*EXERCISE AIM:*
Work through the data below line by line and say how many lines hold "complexity"; give only the number.

*DATA PROVIDED:*
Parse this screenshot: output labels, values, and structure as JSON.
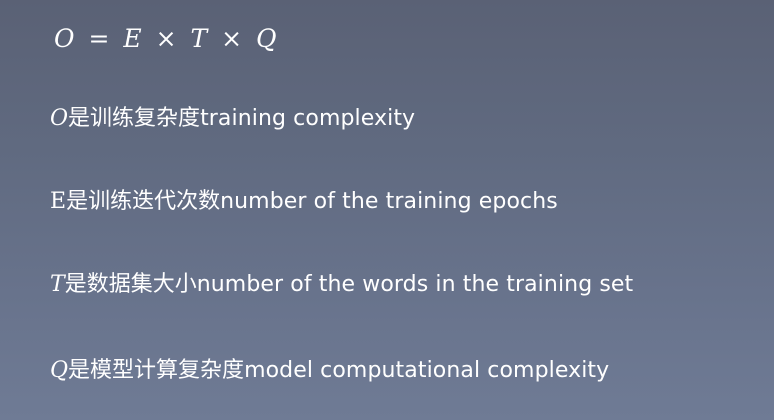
{
  "formula": {
    "lhs": "O",
    "eq": "=",
    "e": "E",
    "times1": "×",
    "t": "T",
    "times2": "×",
    "q": "Q"
  },
  "definitions": [
    {
      "symbol": "O",
      "zh": "是训练复杂度",
      "en": "training complexity"
    },
    {
      "symbol": "E",
      "zh": "是训练迭代次数",
      "en": "number of the training epochs"
    },
    {
      "symbol": "T",
      "zh": "是数据集大小",
      "en": "number of the words in the training set"
    },
    {
      "symbol": "Q",
      "zh": "是模型计算复杂度",
      "en": "model computational complexity"
    }
  ]
}
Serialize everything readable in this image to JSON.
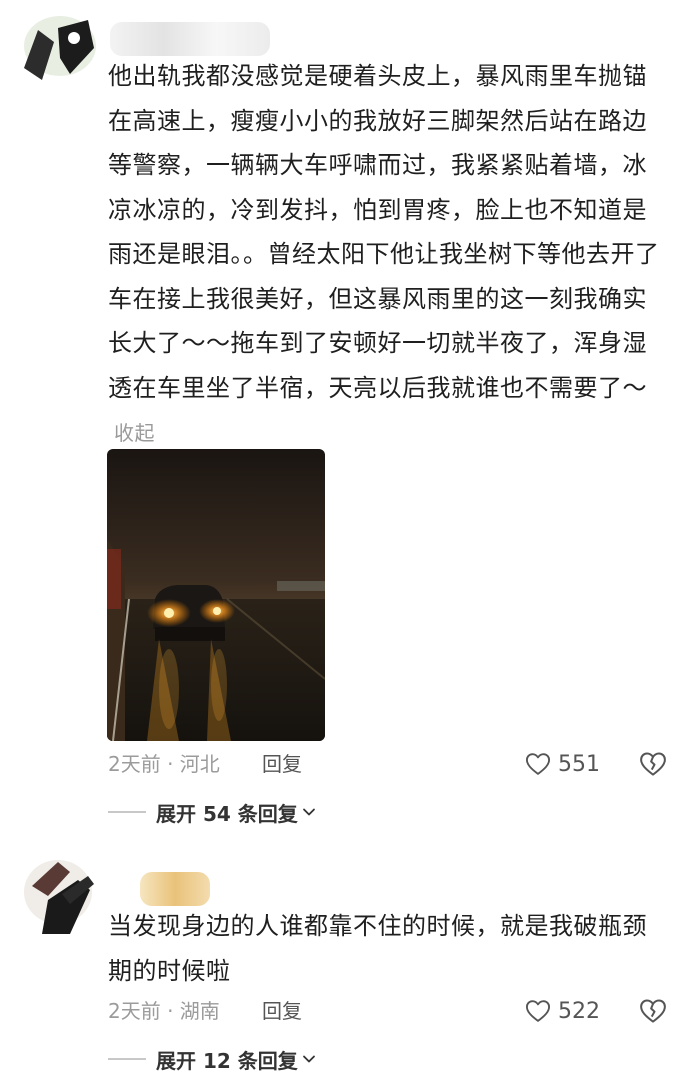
{
  "comments": [
    {
      "text": "他出轨我都没感觉是硬着头皮上，暴风雨里车抛锚在高速上，瘦瘦小小的我放好三脚架然后站在路边等警察，一辆辆大车呼啸而过，我紧紧贴着墙，冰凉冰凉的，冷到发抖，怕到胃疼，脸上也不知道是雨还是眼泪。。曾经太阳下他让我坐树下等他去开了车在接上我很美好，但这暴风雨里的这一刻我确实长大了～～拖车到了安顿好一切就半夜了，浑身湿透在车里坐了半宿，天亮以后我就谁也不需要了～",
      "collapse_label": "收起",
      "time_location": "2天前 · 河北",
      "reply_label": "回复",
      "likes": "551",
      "expand_label": "展开 54 条回复"
    },
    {
      "text": "当发现身边的人谁都靠不住的时候，就是我破瓶颈期的时候啦",
      "time_location": "2天前 · 湖南",
      "reply_label": "回复",
      "likes": "522",
      "expand_label": "展开 12 条回复"
    }
  ],
  "icons": {
    "like": "heart-outline-icon",
    "dislike": "broken-heart-icon",
    "expand": "chevron-down-icon"
  }
}
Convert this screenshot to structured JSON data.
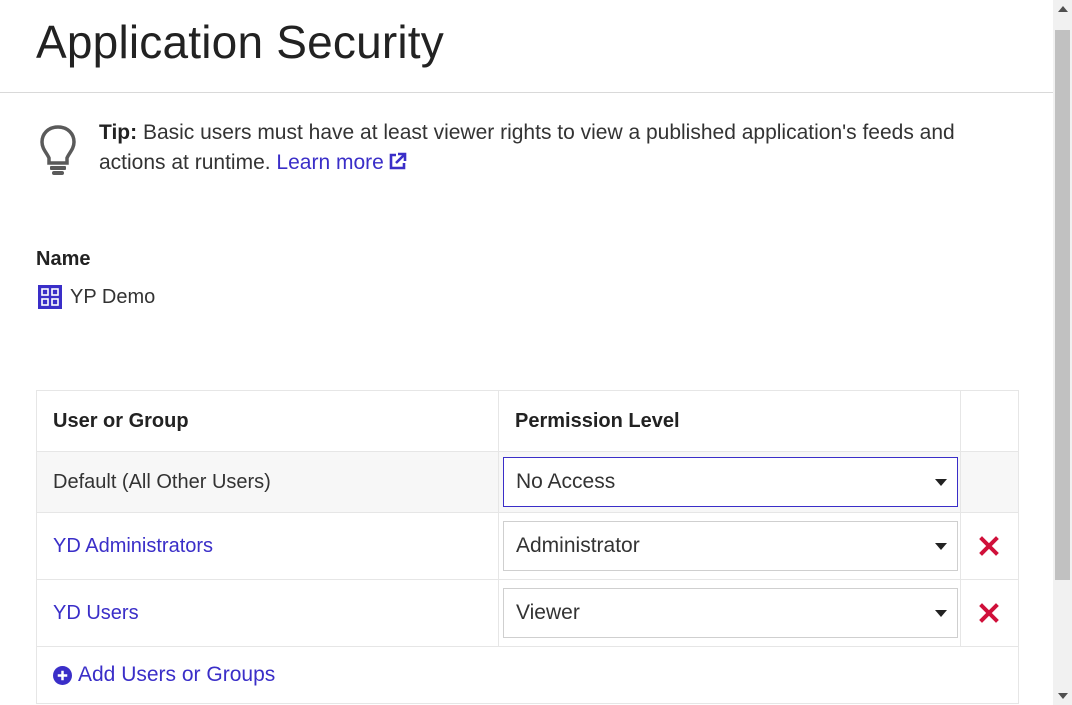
{
  "page": {
    "title": "Application Security"
  },
  "tip": {
    "label": "Tip:",
    "text": " Basic users must have at least viewer rights to view a published application's feeds and actions at runtime. ",
    "link": "Learn more",
    "icon": "lightbulb-icon",
    "link_icon": "external-link-icon"
  },
  "name_section": {
    "label": "Name",
    "app_name": "YP Demo",
    "app_icon": "application-grid-icon"
  },
  "table": {
    "headers": {
      "user_or_group": "User or Group",
      "permission_level": "Permission Level"
    },
    "default_row": {
      "name": "Default (All Other Users)",
      "permission": "No Access"
    },
    "rows": [
      {
        "name": "YD Administrators",
        "permission": "Administrator"
      },
      {
        "name": "YD Users",
        "permission": "Viewer"
      }
    ],
    "add_label": "Add Users or Groups"
  },
  "colors": {
    "accent": "#3a2ec8",
    "remove": "#d0103a",
    "border": "#e6e6e6"
  }
}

*CORRECT OUTPUT:*
2